*** INFORMATION SUPPLIED

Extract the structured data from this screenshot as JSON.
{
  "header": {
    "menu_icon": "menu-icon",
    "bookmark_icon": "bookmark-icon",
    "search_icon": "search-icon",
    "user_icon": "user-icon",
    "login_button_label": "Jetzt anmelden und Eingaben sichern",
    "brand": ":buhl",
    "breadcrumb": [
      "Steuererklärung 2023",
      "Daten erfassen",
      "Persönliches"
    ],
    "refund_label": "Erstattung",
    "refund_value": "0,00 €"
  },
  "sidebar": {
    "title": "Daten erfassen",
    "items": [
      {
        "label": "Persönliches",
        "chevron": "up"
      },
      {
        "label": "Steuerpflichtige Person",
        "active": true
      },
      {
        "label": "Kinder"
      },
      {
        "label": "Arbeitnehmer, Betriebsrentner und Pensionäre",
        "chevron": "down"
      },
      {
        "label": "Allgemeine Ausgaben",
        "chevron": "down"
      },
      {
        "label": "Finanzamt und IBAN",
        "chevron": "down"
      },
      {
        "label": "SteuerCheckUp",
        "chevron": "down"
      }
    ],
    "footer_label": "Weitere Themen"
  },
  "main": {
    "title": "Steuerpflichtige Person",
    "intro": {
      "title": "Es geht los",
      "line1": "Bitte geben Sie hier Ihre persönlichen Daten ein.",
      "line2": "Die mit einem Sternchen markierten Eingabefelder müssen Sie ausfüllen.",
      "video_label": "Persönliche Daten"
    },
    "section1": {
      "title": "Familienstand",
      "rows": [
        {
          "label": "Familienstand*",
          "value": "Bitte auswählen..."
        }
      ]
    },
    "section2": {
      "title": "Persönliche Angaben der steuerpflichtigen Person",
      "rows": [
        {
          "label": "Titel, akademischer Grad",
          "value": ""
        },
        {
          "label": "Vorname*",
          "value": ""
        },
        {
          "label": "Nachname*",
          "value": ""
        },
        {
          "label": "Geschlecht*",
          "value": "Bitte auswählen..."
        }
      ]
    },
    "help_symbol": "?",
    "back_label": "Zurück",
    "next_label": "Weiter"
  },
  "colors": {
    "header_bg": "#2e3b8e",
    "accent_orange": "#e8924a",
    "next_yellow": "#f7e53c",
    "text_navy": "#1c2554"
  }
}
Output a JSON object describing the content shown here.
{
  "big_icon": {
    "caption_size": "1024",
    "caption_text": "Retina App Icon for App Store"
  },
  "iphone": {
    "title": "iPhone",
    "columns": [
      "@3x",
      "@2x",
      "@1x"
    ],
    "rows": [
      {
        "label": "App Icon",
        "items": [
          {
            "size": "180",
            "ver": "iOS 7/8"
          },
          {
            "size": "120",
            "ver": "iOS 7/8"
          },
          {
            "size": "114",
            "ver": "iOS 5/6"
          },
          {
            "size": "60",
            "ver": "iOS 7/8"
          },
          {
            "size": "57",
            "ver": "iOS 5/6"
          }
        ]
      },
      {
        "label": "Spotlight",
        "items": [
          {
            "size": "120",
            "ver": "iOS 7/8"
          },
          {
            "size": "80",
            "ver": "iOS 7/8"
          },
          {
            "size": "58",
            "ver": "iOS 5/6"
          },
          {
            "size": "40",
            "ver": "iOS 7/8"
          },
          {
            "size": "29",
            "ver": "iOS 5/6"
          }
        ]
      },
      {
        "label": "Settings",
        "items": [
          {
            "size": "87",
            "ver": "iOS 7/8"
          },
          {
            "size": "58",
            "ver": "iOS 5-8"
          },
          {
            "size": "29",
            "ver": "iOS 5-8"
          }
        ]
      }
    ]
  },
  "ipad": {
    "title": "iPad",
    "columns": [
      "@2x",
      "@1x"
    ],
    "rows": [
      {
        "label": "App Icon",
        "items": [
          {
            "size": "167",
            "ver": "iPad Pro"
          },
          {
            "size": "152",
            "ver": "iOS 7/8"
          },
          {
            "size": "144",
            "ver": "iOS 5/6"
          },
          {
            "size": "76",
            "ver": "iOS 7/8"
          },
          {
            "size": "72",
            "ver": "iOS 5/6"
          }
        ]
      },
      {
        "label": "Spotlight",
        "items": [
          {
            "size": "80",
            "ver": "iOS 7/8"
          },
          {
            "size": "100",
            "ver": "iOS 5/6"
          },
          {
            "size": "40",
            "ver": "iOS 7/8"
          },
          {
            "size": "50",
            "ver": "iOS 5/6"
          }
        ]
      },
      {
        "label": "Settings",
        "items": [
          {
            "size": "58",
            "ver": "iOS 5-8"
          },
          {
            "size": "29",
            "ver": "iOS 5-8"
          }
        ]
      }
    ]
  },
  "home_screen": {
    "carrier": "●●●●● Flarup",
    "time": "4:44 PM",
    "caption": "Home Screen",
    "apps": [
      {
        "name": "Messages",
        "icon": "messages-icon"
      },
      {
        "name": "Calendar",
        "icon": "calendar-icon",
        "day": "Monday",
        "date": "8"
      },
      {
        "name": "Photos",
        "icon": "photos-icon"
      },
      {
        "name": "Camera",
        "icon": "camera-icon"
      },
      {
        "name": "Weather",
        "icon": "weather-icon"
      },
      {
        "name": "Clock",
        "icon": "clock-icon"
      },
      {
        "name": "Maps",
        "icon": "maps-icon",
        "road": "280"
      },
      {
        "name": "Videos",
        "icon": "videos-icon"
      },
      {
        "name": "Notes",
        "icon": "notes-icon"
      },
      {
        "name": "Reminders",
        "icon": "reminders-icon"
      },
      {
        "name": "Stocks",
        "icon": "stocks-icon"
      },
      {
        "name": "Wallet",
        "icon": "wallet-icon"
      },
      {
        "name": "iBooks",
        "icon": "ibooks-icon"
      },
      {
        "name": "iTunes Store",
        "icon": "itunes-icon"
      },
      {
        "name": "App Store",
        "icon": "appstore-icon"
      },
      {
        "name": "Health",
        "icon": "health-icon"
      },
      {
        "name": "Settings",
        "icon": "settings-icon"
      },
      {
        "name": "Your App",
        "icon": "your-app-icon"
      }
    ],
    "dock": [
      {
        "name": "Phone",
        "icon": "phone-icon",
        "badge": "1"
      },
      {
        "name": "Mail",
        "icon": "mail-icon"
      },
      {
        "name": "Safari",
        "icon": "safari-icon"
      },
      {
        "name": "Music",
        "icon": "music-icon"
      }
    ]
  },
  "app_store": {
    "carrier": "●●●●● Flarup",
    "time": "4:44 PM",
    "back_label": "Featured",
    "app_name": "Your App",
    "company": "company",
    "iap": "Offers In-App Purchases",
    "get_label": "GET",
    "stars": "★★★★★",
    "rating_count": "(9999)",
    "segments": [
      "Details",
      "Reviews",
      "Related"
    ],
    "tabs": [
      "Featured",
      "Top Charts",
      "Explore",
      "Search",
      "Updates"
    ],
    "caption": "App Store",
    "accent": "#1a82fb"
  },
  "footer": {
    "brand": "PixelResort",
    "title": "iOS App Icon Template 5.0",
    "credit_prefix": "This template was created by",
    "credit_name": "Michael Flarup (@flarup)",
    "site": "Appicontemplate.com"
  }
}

******

- **WORK TO BE COMPLETED**
Repeat all the entries exactly as given.

- **COMPLETED TASK**
Extract the structured data from this screenshot as JSON.
{
  "header": {
    "menu_icon": "menu-icon",
    "bookmark_icon": "bookmark-icon",
    "search_icon": "search-icon",
    "user_icon": "user-icon",
    "login_button_label": "Jetzt anmelden und Eingaben sichern",
    "brand": ":buhl",
    "breadcrumb": [
      "Steuererklärung 2023",
      "Daten erfassen",
      "Persönliches"
    ],
    "refund_label": "Erstattung",
    "refund_value": "0,00 €"
  },
  "sidebar": {
    "title": "Daten erfassen",
    "items": [
      {
        "label": "Persönliches",
        "chevron": "up"
      },
      {
        "label": "Steuerpflichtige Person",
        "active": true
      },
      {
        "label": "Kinder"
      },
      {
        "label": "Arbeitnehmer, Betriebsrentner und Pensionäre",
        "chevron": "down"
      },
      {
        "label": "Allgemeine Ausgaben",
        "chevron": "down"
      },
      {
        "label": "Finanzamt und IBAN",
        "chevron": "down"
      },
      {
        "label": "SteuerCheckUp",
        "chevron": "down"
      }
    ],
    "footer_label": "Weitere Themen"
  },
  "main": {
    "title": "Steuerpflichtige Person",
    "intro": {
      "title": "Es geht los",
      "line1": "Bitte geben Sie hier Ihre persönlichen Daten ein.",
      "line2": "Die mit einem Sternchen markierten Eingabefelder müssen Sie ausfüllen.",
      "video_label": "Persönliche Daten"
    },
    "section1": {
      "title": "Familienstand",
      "rows": [
        {
          "label": "Familienstand*",
          "value": "Bitte auswählen..."
        }
      ]
    },
    "section2": {
      "title": "Persönliche Angaben der steuerpflichtigen Person",
      "rows": [
        {
          "label": "Titel, akademischer Grad",
          "value": ""
        },
        {
          "label": "Vorname*",
          "value": ""
        },
        {
          "label": "Nachname*",
          "value": ""
        },
        {
          "label": "Geschlecht*",
          "value": "Bitte auswählen..."
        }
      ]
    },
    "help_symbol": "?",
    "back_label": "Zurück",
    "next_label": "Weiter"
  },
  "colors": {
    "header_bg": "#2e3b8e",
    "accent_orange": "#e8924a",
    "next_yellow": "#f7e53c",
    "text_navy": "#1c2554"
  }
}
Output a JSON object describing the content shown here.
{
  "big_icon": {
    "caption_size": "1024",
    "caption_text": "Retina App Icon for App Store"
  },
  "iphone": {
    "title": "iPhone",
    "columns": [
      "@3x",
      "@2x",
      "@1x"
    ],
    "rows": [
      {
        "label": "App Icon",
        "items": [
          {
            "size": "180",
            "ver": "iOS 7/8"
          },
          {
            "size": "120",
            "ver": "iOS 7/8"
          },
          {
            "size": "114",
            "ver": "iOS 5/6"
          },
          {
            "size": "60",
            "ver": "iOS 7/8"
          },
          {
            "size": "57",
            "ver": "iOS 5/6"
          }
        ]
      },
      {
        "label": "Spotlight",
        "items": [
          {
            "size": "120",
            "ver": "iOS 7/8"
          },
          {
            "size": "80",
            "ver": "iOS 7/8"
          },
          {
            "size": "58",
            "ver": "iOS 5/6"
          },
          {
            "size": "40",
            "ver": "iOS 7/8"
          },
          {
            "size": "29",
            "ver": "iOS 5/6"
          }
        ]
      },
      {
        "label": "Settings",
        "items": [
          {
            "size": "87",
            "ver": "iOS 7/8"
          },
          {
            "size": "58",
            "ver": "iOS 5-8"
          },
          {
            "size": "29",
            "ver": "iOS 5-8"
          }
        ]
      }
    ]
  },
  "ipad": {
    "title": "iPad",
    "columns": [
      "@2x",
      "@1x"
    ],
    "rows": [
      {
        "label": "App Icon",
        "items": [
          {
            "size": "167",
            "ver": "iPad Pro"
          },
          {
            "size": "152",
            "ver": "iOS 7/8"
          },
          {
            "size": "144",
            "ver": "iOS 5/6"
          },
          {
            "size": "76",
            "ver": "iOS 7/8"
          },
          {
            "size": "72",
            "ver": "iOS 5/6"
          }
        ]
      },
      {
        "label": "Spotlight",
        "items": [
          {
            "size": "80",
            "ver": "iOS 7/8"
          },
          {
            "size": "100",
            "ver": "iOS 5/6"
          },
          {
            "size": "40",
            "ver": "iOS 7/8"
          },
          {
            "size": "50",
            "ver": "iOS 5/6"
          }
        ]
      },
      {
        "label": "Settings",
        "items": [
          {
            "size": "58",
            "ver": "iOS 5-8"
          },
          {
            "size": "29",
            "ver": "iOS 5-8"
          }
        ]
      }
    ]
  },
  "home_screen": {
    "carrier": "●●●●● Flarup",
    "time": "4:44 PM",
    "caption": "Home Screen",
    "apps": [
      {
        "name": "Messages",
        "icon": "messages-icon"
      },
      {
        "name": "Calendar",
        "icon": "calendar-icon",
        "day": "Monday",
        "date": "8"
      },
      {
        "name": "Photos",
        "icon": "photos-icon"
      },
      {
        "name": "Camera",
        "icon": "camera-icon"
      },
      {
        "name": "Weather",
        "icon": "weather-icon"
      },
      {
        "name": "Clock",
        "icon": "clock-icon"
      },
      {
        "name": "Maps",
        "icon": "maps-icon",
        "road": "280"
      },
      {
        "name": "Videos",
        "icon": "videos-icon"
      },
      {
        "name": "Notes",
        "icon": "notes-icon"
      },
      {
        "name": "Reminders",
        "icon": "reminders-icon"
      },
      {
        "name": "Stocks",
        "icon": "stocks-icon"
      },
      {
        "name": "Wallet",
        "icon": "wallet-icon"
      },
      {
        "name": "iBooks",
        "icon": "ibooks-icon"
      },
      {
        "name": "iTunes Store",
        "icon": "itunes-icon"
      },
      {
        "name": "App Store",
        "icon": "appstore-icon"
      },
      {
        "name": "Health",
        "icon": "health-icon"
      },
      {
        "name": "Settings",
        "icon": "settings-icon"
      },
      {
        "name": "Your App",
        "icon": "your-app-icon"
      }
    ],
    "dock": [
      {
        "name": "Phone",
        "icon": "phone-icon",
        "badge": "1"
      },
      {
        "name": "Mail",
        "icon": "mail-icon"
      },
      {
        "name": "Safari",
        "icon": "safari-icon"
      },
      {
        "name": "Music",
        "icon": "music-icon"
      }
    ]
  },
  "app_store": {
    "carrier": "●●●●● Flarup",
    "time": "4:44 PM",
    "back_label": "Featured",
    "app_name": "Your App",
    "company": "company",
    "iap": "Offers In-App Purchases",
    "get_label": "GET",
    "stars": "★★★★★",
    "rating_count": "(9999)",
    "segments": [
      "Details",
      "Reviews",
      "Related"
    ],
    "tabs": [
      "Featured",
      "Top Charts",
      "Explore",
      "Search",
      "Updates"
    ],
    "caption": "App Store",
    "accent": "#1a82fb"
  },
  "footer": {
    "brand": "PixelResort",
    "title": "iOS App Icon Template 5.0",
    "credit_prefix": "This template was created by",
    "credit_name": "Michael Flarup (@flarup)",
    "site": "Appicontemplate.com"
  }
}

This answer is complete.